TESTO PROPOSTO:
......

Si chiama direttiva SUP (Single Use Plastics), fu varata dalla Commissione europea nel 2019 ed entrerà in vigore dal prossimo 3 luglio, cioè da questo sabato. Vieterà la vendita di plastica monouso, anche se biodegradabile. L’obiettivo consiste nel ridurre i rifiuti di plastica del 50% entro il 2025 e dell’80% entro il 2030. A preoccupare l’Unione Europea è, soprattutto, la presenza di questi rifiuti sui fondali marini. Ebbene, Bruxelles ci è andata giù con l’accetta. Saranno vietati stoviglie (bicchieri, piatti e posate) in plastica monouso, così come cannucce, cotton fioc e ogni altro prodotto per cui esistano in commercio alternative riutilizzabili.

La scure si abbatterà anche contro l’industria della carta, perché basterà che questa sia ricoperta anche in minima parte di una pellicola di plastica per rientrare nella direttiva. Tuttavia, in questo caso sarà consentita una riduzione progressiva dal 2022 al 2026, in attesa di una verifica complessiva prevista per il 2027. Sul punto, l’Italia ha cercato una mediazione dell’ultimo minuto, ma senza che sortisse l’effetto sperato. La posizione del governo Draghi era semplice: commisurare la riduzione dei consumi non all’intera produzione, bensì alla sola componente della plastica.

Di cosa stiamo parlando? Della carta utilizzata dalla ristorazione veloce, specie per avvolgere il cibo. Un’industria italiana, che pesa per il 35% del mercato europeo e che occupa 50.000 addetti. E vi sarebbero effetti negativi per il comparto ristorazione, attorno al quale gravitano 8 milioni di addetti. Insomma, per dirla con le parole del presidente di Confindustria, Carlo Bonomi, la Commissione europea avrebbe deciso di eliminare un’intera industria. Peccato che la politica a Roma si sia svegliata troppo tardi. Aveva avuto due anni di tempo per rivedere la direttiva comunitaria, mentre li ha sprecati come sempre, salvo oggi lagnarsi delle possibili conseguenze negative per la nostra economia.

Plastica monouso, l’Italia si sveglia tardissimo

Nel governo Draghi, hanno espresso perplessità sia il ministro dello Sviluppo, Giancarlo Giorgetti, sia il collega alla Transizione ecologica, Roberto Cingolani. Quest’ultimo ha notato come la Commissione avrebbe fornito una definizione ambigua di “plastica monouso”, perché vi includerebbe quella biodegradabile, quando la stessa Bruxelles sta finanziando progetti per potenziare la produzione di quest’ultima. Insomma, più che le solite storture burocratiche dei commissari, qui emerge l’assenza dei rappresentanti italiani nel corso dell’ultimo biennio. Forse, l’ex premier Giuseppe Conte era troppo impegnato a giocare il ruolo del convinto europeista e ambientalista per occuparsi di una materia così delicata.

......

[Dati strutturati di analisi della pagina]
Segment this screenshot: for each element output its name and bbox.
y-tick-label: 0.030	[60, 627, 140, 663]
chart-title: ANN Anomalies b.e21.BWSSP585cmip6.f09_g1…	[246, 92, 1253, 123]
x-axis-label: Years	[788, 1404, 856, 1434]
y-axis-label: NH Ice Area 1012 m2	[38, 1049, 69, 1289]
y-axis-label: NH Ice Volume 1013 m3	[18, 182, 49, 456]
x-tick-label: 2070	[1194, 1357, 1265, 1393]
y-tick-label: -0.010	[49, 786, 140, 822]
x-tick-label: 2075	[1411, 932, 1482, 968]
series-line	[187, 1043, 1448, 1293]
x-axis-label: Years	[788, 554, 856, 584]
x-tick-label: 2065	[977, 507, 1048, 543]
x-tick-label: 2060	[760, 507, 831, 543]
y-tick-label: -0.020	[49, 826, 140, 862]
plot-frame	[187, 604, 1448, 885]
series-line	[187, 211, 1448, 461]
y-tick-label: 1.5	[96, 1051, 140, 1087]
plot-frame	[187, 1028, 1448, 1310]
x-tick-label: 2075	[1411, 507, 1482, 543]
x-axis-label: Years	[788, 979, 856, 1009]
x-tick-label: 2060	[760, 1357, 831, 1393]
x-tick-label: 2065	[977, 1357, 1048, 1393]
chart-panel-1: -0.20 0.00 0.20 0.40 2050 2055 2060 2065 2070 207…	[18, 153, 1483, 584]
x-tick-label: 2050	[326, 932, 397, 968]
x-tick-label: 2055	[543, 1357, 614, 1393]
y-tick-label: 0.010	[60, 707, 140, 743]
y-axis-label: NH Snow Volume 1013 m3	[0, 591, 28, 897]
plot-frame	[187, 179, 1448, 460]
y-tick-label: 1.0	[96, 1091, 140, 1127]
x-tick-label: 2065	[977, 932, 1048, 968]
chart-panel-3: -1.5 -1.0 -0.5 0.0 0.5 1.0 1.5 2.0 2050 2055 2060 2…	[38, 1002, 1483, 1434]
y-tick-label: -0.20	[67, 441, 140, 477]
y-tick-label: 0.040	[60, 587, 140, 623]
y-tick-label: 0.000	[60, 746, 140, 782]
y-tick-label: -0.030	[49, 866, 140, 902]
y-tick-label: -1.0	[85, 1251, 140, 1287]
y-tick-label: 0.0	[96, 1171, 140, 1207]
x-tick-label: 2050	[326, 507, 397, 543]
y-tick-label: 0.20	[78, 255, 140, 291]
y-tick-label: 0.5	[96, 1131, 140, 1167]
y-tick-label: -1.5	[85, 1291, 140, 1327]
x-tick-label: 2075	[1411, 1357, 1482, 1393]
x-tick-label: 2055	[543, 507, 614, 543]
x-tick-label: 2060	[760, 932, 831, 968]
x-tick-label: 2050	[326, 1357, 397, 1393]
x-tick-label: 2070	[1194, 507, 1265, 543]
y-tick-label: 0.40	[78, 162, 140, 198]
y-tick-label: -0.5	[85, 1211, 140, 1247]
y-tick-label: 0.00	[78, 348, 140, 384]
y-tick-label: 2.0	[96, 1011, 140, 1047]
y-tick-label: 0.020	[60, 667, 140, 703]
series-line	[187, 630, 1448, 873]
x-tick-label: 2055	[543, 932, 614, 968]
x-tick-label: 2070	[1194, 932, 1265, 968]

......

ELENCO DEI COMPITI:
1 – Ricopia dal testo sulla direttiva SUP il passo che comincia con "Nel governo Draghi, hanno" e prosegue fino a "materia così delicata.".
2 – Elenca uno per uno i prodotti in plastica monouso che il testo sulla direttiva SUP nomina espressamente come vietati.

RISPOSTE PER NUMERO:
1 –
Nel governo Draghi, hanno espresso perplessità sia il ministro dello Sviluppo, Giancarlo Giorgetti, sia il collega alla Transizione ecologica, Roberto Cingolani. Quest’ultimo ha notato come la Commissione avrebbe fornito una definizione ambigua di “plastica monouso”, perché vi includerebbe quella biodegradabile, quando la stessa Bruxelles sta finanziando progetti per potenziare la produzione di quest’ultima. Insomma, più che le solite storture burocratiche dei commissari, qui emerge l’assenza dei rappresentanti italiani nel corso dell’ultimo biennio. Forse, l’ex premier Giuseppe Conte era troppo impegnato a giocare il ruolo del convinto europeista e ambientalista per occuparsi di una materia così delicata.

2 – bicchieri, piatti, posate, cannucce, cotton fioc